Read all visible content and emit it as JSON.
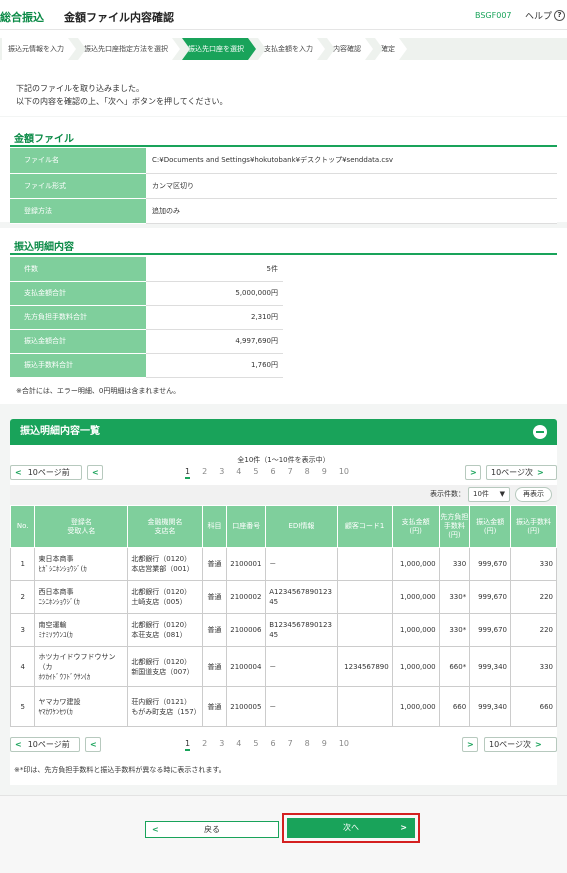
{
  "header": {
    "category": "総合振込",
    "title": "金額ファイル内容確認",
    "code": "BSGF007",
    "help": "ヘルプ",
    "help_icon": "?"
  },
  "steps": [
    "振込元情報を入力",
    "振込先口座指定方法を選択",
    "振込先口座を選択",
    "支払金額を入力",
    "内容確認",
    "確定"
  ],
  "message": [
    "下記のファイルを取り込みました。",
    "以下の内容を確認の上、「次へ」ボタンを押してください。"
  ],
  "file_section": {
    "title": "金額ファイル",
    "rows": [
      {
        "label": "ファイル名",
        "value": "C:¥Documents and Settings¥hokutobank¥デスクトップ¥senddata.csv"
      },
      {
        "label": "ファイル形式",
        "value": "カンマ区切り"
      },
      {
        "label": "登録方法",
        "value": "追加のみ"
      }
    ]
  },
  "detail_section": {
    "title": "振込明細内容",
    "rows": [
      {
        "label": "件数",
        "value": "5件"
      },
      {
        "label": "支払金額合計",
        "value": "5,000,000円"
      },
      {
        "label": "先方負担手数料合計",
        "value": "2,310円"
      },
      {
        "label": "振込金額合計",
        "value": "4,997,690円"
      },
      {
        "label": "振込手数料合計",
        "value": "1,760円"
      }
    ],
    "note": "※合計には、エラー明細、0円明細は含まれません。"
  },
  "list": {
    "title": "振込明細内容一覧",
    "count_text": "全10件（1～10件を表示中）",
    "prev10": "10ページ前",
    "next10": "10ページ次",
    "pages": [
      "1",
      "2",
      "3",
      "4",
      "5",
      "6",
      "7",
      "8",
      "9",
      "10"
    ],
    "display_label": "表示件数：",
    "display_value": "10件",
    "redisplay": "再表示",
    "columns": [
      "No.",
      "登録名\n受取人名",
      "金融機関名\n支店名",
      "科目",
      "口座番号",
      "EDI情報",
      "顧客コード1",
      "支払金額\n(円)",
      "先方負担\n手数料\n(円)",
      "振込金額\n(円)",
      "振込手数料\n(円)"
    ],
    "rows": [
      {
        "no": "1",
        "name": "東日本商事",
        "kana": "ﾋｶﾞｼﾆﾎﾝｼｮｳｼﾞ(ｶ",
        "bank": "北都銀行（0120）",
        "branch": "本店営業部（001）",
        "type": "普通",
        "acct": "2100001",
        "edi": "－",
        "cust": "",
        "pay": "1,000,000",
        "fee": "330",
        "amt": "999,670",
        "tf": "330"
      },
      {
        "no": "2",
        "name": "西日本商事",
        "kana": "ﾆｼﾆﾎﾝｼｮｳｼﾞ(ｶ",
        "bank": "北都銀行（0120）",
        "branch": "土崎支店（005）",
        "type": "普通",
        "acct": "2100002",
        "edi": "A123456789012345",
        "cust": "",
        "pay": "1,000,000",
        "fee": "330*",
        "amt": "999,670",
        "tf": "220"
      },
      {
        "no": "3",
        "name": "南空運輸",
        "kana": "ﾐﾅﾐｿﾗｳﾝﾕ(ｶ",
        "bank": "北都銀行（0120）",
        "branch": "本荘支店（081）",
        "type": "普通",
        "acct": "2100006",
        "edi": "B123456789012345",
        "cust": "",
        "pay": "1,000,000",
        "fee": "330*",
        "amt": "999,670",
        "tf": "220"
      },
      {
        "no": "4",
        "name": "ホツカイドウフドウサン（カ",
        "kana": "ﾎﾂｶｲﾄﾞｳﾌﾄﾞｳｻﾝ(ｶ",
        "bank": "北都銀行（0120）",
        "branch": "新国道支店（007）",
        "type": "普通",
        "acct": "2100004",
        "edi": "－",
        "cust": "1234567890",
        "pay": "1,000,000",
        "fee": "660*",
        "amt": "999,340",
        "tf": "330"
      },
      {
        "no": "5",
        "name": "ヤマカワ建設",
        "kana": "ﾔﾏｶﾜｹﾝｾﾂ(ｶ",
        "bank": "荘内銀行（0121）",
        "branch": "もがみ町支店（157）",
        "type": "普通",
        "acct": "2100005",
        "edi": "－",
        "cust": "",
        "pay": "1,000,000",
        "fee": "660",
        "amt": "999,340",
        "tf": "660"
      }
    ],
    "footnote": "※*印は、先方負担手数料と振込手数料が異なる時に表示されます。"
  },
  "buttons": {
    "back": "戻る",
    "next": "次へ"
  }
}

## Exercise prompt
Extract each line holding the word "title" from the records.

## Solution below
    "title": "金額ファイル内容確認",
    "title": "金額ファイル",
    "title": "振込明細内容",
    "title": "振込明細内容一覧",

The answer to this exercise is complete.